What is expected
Print the records again, character for character.

--- start Supplied material ---

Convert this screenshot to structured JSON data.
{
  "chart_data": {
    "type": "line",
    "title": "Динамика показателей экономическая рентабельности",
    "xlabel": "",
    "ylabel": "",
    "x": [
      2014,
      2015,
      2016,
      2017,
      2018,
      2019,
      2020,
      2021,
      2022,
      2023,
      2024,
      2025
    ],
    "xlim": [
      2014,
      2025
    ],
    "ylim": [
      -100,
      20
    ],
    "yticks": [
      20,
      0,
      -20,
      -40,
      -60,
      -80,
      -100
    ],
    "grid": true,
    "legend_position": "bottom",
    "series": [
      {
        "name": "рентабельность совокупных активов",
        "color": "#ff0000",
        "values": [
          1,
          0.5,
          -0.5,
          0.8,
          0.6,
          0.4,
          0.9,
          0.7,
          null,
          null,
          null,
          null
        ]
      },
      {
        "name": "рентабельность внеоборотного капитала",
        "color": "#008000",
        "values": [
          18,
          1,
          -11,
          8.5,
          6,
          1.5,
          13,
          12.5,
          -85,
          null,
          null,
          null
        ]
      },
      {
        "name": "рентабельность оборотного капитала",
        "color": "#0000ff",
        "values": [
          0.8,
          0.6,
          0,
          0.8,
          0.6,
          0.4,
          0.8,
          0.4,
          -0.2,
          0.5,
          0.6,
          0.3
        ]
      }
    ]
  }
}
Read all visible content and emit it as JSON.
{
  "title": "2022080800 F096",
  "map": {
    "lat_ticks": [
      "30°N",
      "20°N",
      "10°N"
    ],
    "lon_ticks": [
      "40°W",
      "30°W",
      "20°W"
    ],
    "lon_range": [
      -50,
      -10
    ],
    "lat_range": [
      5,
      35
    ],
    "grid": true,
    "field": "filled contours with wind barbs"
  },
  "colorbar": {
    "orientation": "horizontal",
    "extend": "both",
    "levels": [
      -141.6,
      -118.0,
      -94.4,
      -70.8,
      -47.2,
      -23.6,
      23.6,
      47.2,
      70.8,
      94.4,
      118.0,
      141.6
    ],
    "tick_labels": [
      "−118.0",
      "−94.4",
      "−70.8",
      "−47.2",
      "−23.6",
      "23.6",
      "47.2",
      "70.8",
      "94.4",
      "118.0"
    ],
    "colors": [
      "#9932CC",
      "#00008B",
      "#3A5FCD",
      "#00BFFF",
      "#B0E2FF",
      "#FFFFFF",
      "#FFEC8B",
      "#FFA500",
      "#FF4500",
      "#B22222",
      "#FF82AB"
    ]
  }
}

--- end Supplied material ---

Expected output
Convert this screenshot to structured JSON data.
{
  "chart_data": {
    "type": "line",
    "title": "Динамика показателей экономическая рентабельности",
    "xlabel": "",
    "ylabel": "",
    "x": [
      2014,
      2015,
      2016,
      2017,
      2018,
      2019,
      2020,
      2021,
      2022,
      2023,
      2024,
      2025
    ],
    "xlim": [
      2014,
      2025
    ],
    "ylim": [
      -100,
      20
    ],
    "yticks": [
      20,
      0,
      -20,
      -40,
      -60,
      -80,
      -100
    ],
    "grid": true,
    "legend_position": "bottom",
    "series": [
      {
        "name": "рентабельность совокупных активов",
        "color": "#ff0000",
        "values": [
          1,
          0.5,
          -0.5,
          0.8,
          0.6,
          0.4,
          0.9,
          0.7,
          null,
          null,
          null,
          null
        ]
      },
      {
        "name": "рентабельность внеоборотного капитала",
        "color": "#008000",
        "values": [
          18,
          1,
          -11,
          8.5,
          6,
          1.5,
          13,
          12.5,
          -85,
          null,
          null,
          null
        ]
      },
      {
        "name": "рентабельность оборотного капитала",
        "color": "#0000ff",
        "values": [
          0.8,
          0.6,
          0,
          0.8,
          0.6,
          0.4,
          0.8,
          0.4,
          -0.2,
          0.5,
          0.6,
          0.3
        ]
      }
    ]
  }
}
Read all visible content and emit it as JSON.
{
  "title": "2022080800 F096",
  "map": {
    "lat_ticks": [
      "30°N",
      "20°N",
      "10°N"
    ],
    "lon_ticks": [
      "40°W",
      "30°W",
      "20°W"
    ],
    "lon_range": [
      -50,
      -10
    ],
    "lat_range": [
      5,
      35
    ],
    "grid": true,
    "field": "filled contours with wind barbs"
  },
  "colorbar": {
    "orientation": "horizontal",
    "extend": "both",
    "levels": [
      -141.6,
      -118.0,
      -94.4,
      -70.8,
      -47.2,
      -23.6,
      23.6,
      47.2,
      70.8,
      94.4,
      118.0,
      141.6
    ],
    "tick_labels": [
      "−118.0",
      "−94.4",
      "−70.8",
      "−47.2",
      "−23.6",
      "23.6",
      "47.2",
      "70.8",
      "94.4",
      "118.0"
    ],
    "colors": [
      "#9932CC",
      "#00008B",
      "#3A5FCD",
      "#00BFFF",
      "#B0E2FF",
      "#FFFFFF",
      "#FFEC8B",
      "#FFA500",
      "#FF4500",
      "#B22222",
      "#FF82AB"
    ]
  }
}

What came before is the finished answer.